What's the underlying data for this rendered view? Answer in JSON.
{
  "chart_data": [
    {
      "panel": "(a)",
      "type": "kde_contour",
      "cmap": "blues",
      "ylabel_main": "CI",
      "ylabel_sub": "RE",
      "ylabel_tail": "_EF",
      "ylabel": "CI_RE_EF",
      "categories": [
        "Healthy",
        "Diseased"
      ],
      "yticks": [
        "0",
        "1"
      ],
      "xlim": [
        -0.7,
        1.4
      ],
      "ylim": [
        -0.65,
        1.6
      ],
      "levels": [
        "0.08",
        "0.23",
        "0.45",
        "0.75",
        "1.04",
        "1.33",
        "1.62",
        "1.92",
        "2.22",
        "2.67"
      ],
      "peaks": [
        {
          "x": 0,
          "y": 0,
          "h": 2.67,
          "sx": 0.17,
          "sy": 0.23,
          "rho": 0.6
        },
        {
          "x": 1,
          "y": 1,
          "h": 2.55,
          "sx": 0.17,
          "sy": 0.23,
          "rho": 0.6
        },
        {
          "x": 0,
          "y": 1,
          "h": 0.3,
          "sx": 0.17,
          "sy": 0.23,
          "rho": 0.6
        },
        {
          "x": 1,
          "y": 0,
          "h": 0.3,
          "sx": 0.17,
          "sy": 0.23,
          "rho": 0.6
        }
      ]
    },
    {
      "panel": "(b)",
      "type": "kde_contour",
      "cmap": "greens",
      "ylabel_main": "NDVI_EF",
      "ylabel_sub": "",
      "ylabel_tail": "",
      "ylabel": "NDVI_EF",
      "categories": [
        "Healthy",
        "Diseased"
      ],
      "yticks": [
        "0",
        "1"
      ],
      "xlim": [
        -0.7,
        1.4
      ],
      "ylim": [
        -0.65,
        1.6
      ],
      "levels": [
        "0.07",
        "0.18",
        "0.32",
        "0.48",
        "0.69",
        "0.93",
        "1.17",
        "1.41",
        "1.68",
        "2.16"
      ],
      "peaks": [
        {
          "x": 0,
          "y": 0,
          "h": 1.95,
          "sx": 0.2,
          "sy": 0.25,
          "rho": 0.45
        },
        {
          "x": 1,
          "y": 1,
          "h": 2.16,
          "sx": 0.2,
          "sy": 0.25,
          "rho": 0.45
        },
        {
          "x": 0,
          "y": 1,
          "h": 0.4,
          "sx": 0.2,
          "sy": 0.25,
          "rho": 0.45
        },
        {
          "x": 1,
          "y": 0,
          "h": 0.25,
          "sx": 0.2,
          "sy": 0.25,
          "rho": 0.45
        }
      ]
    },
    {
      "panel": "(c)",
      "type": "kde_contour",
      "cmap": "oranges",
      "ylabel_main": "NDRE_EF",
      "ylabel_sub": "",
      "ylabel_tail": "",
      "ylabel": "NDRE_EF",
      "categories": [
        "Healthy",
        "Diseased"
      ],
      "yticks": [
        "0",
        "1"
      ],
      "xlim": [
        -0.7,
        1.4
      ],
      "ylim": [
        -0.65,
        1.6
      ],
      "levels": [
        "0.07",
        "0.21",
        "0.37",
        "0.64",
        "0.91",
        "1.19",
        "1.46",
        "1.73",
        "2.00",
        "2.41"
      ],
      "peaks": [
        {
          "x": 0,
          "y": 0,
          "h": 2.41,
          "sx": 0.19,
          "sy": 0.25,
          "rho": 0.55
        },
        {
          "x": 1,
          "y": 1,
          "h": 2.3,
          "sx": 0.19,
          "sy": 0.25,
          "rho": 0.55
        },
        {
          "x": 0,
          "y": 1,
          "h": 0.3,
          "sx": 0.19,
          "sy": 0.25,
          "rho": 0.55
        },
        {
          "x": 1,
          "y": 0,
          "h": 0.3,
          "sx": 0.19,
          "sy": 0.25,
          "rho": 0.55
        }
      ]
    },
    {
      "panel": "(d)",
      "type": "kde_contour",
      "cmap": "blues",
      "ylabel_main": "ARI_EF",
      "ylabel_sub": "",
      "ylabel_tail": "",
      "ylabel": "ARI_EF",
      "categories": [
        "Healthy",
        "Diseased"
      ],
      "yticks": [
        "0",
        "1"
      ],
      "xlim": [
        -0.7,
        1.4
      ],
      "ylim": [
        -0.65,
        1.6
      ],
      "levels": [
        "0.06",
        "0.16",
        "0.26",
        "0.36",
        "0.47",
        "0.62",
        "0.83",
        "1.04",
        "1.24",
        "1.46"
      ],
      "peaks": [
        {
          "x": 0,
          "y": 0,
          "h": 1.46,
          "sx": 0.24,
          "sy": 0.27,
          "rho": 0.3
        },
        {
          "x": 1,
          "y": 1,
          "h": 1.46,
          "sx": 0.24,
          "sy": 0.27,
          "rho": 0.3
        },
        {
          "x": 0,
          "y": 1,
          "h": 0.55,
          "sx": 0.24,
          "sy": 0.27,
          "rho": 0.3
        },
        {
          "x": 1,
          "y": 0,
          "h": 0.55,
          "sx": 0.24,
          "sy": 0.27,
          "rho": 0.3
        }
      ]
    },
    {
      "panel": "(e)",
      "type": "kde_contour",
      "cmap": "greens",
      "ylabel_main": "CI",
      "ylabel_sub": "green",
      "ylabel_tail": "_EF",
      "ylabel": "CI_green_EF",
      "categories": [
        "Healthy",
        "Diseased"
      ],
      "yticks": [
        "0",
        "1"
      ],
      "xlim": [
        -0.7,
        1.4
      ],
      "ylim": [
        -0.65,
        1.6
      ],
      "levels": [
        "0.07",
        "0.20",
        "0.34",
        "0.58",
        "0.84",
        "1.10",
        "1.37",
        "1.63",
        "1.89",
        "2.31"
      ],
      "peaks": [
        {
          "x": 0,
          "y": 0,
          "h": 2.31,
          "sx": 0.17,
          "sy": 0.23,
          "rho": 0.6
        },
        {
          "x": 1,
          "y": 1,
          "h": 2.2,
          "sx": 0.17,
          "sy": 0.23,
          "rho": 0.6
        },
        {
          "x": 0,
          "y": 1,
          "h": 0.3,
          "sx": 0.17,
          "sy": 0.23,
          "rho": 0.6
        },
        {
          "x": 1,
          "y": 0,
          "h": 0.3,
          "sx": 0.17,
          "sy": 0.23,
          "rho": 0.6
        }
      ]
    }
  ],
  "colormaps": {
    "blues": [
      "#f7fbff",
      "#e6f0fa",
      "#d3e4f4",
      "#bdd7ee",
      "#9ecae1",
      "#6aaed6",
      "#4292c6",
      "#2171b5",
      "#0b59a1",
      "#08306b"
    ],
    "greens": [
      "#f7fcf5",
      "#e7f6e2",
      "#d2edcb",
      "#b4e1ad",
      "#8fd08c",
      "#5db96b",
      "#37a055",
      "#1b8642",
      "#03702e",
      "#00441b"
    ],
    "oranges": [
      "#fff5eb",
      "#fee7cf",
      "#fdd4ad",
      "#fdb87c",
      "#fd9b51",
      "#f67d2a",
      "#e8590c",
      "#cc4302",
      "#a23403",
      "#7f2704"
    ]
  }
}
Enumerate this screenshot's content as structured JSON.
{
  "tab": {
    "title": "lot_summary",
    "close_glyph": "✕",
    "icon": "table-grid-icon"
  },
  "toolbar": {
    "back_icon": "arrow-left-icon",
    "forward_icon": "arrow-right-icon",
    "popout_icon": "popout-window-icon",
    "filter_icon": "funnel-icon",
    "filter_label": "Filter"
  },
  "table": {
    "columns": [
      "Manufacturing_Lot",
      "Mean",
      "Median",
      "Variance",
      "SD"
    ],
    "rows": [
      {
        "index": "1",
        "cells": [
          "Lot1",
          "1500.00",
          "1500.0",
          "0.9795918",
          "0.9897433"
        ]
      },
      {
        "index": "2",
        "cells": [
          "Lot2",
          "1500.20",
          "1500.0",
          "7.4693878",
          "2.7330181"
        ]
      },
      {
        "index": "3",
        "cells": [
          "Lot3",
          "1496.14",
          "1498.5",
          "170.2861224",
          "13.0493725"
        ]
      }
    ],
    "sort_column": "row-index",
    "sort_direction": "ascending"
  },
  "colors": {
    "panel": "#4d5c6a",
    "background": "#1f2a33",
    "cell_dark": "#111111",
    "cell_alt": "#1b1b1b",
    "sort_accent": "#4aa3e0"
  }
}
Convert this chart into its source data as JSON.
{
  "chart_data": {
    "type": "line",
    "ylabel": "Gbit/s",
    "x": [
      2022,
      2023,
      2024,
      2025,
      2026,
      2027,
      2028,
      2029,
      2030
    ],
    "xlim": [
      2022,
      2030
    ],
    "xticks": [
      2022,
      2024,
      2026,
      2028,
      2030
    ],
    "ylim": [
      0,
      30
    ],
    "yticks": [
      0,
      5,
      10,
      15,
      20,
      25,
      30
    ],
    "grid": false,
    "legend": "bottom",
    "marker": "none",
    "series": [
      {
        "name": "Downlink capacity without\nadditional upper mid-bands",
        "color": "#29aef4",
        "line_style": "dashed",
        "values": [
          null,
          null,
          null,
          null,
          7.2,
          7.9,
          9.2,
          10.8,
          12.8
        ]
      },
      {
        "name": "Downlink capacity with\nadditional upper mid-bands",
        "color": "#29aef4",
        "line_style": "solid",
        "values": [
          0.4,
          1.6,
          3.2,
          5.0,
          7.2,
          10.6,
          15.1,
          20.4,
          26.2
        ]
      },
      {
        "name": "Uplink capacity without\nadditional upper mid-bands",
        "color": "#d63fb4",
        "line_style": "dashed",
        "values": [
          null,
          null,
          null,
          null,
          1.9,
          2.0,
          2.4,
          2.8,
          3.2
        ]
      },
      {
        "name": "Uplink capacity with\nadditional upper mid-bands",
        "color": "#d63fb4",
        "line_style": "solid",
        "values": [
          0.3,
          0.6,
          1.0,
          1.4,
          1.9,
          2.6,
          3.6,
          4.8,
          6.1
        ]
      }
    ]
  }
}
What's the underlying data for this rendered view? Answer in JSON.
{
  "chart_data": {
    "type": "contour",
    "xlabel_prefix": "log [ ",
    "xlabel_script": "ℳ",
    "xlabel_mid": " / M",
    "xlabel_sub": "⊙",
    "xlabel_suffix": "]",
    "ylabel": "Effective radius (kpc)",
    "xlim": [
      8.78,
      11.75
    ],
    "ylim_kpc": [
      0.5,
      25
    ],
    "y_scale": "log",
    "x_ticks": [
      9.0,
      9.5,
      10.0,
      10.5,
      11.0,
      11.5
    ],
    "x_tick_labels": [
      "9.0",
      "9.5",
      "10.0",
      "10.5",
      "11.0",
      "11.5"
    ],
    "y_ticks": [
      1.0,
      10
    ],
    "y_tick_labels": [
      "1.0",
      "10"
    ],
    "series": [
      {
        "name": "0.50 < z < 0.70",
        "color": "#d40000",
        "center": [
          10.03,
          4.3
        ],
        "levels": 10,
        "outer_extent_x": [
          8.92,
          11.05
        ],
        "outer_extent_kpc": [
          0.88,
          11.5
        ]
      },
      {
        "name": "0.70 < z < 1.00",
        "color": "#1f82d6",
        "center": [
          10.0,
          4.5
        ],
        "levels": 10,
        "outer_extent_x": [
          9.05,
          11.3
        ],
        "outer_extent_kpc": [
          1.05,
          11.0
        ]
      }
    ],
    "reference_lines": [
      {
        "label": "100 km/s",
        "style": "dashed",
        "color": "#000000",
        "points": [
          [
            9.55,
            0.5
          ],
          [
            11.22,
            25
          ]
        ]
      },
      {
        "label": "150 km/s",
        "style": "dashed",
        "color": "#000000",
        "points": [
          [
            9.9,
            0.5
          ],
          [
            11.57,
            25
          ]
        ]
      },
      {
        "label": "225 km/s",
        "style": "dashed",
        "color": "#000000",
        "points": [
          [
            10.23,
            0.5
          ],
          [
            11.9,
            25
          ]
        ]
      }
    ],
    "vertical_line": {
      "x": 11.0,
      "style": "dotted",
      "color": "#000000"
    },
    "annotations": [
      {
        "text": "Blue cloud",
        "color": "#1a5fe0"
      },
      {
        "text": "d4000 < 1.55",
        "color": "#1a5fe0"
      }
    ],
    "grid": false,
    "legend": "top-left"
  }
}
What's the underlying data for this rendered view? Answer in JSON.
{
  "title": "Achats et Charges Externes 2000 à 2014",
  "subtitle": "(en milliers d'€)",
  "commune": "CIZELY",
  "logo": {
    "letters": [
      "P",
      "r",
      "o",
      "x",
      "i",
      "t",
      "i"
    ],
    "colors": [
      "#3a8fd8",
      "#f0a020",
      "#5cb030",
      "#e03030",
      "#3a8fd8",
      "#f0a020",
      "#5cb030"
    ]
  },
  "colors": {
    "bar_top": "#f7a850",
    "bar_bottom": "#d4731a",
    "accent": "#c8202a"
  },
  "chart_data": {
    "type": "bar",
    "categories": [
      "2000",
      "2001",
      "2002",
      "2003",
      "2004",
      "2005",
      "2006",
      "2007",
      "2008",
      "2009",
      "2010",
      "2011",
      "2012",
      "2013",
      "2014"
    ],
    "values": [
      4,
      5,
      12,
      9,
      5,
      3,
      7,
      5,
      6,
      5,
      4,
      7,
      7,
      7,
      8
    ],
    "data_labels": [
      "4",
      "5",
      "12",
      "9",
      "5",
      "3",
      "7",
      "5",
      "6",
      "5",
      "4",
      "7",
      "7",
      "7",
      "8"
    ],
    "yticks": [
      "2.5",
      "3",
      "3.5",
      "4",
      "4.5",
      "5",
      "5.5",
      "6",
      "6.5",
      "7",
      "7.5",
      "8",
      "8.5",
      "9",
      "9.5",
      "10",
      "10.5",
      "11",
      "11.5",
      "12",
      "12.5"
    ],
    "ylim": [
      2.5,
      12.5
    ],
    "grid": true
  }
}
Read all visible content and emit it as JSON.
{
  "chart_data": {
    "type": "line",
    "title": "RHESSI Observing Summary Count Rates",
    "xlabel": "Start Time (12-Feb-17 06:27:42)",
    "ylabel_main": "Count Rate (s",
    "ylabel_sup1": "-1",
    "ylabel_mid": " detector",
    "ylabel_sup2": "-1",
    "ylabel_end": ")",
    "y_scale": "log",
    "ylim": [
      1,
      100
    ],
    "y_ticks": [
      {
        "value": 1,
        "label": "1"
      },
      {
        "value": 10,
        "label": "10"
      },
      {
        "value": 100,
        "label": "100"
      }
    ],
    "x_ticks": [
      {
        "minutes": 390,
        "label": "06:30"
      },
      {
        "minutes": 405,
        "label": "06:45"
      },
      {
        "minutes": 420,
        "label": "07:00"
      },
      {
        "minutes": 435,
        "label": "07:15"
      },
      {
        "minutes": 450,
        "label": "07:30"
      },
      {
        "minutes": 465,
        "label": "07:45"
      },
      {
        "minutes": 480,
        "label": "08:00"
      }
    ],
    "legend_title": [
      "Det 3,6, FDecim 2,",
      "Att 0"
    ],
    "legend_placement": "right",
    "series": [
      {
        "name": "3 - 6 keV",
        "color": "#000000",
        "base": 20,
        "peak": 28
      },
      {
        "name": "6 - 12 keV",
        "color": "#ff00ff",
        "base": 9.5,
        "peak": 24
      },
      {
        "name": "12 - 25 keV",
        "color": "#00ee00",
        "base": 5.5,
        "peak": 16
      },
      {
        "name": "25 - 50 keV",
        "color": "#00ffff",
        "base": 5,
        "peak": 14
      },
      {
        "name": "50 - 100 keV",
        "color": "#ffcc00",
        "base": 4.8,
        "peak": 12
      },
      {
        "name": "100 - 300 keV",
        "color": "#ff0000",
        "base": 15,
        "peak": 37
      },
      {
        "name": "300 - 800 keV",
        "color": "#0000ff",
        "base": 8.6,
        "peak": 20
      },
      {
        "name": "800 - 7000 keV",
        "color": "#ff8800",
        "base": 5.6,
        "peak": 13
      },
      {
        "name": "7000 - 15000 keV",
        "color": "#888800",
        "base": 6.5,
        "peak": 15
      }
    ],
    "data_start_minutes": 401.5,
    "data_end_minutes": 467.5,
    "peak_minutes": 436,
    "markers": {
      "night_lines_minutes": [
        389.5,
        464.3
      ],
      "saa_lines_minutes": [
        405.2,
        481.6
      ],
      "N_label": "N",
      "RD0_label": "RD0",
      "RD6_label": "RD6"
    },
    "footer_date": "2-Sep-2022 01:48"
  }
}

○ ○ ○ ○ ○

(Exercise requirements): Set out every line from the material that contains the string "without".

(Correct answer):
        "name": "Downlink capacity without\nadditional upper mid-bands",
        "name": "Uplink capacity without\nadditional upper mid-bands",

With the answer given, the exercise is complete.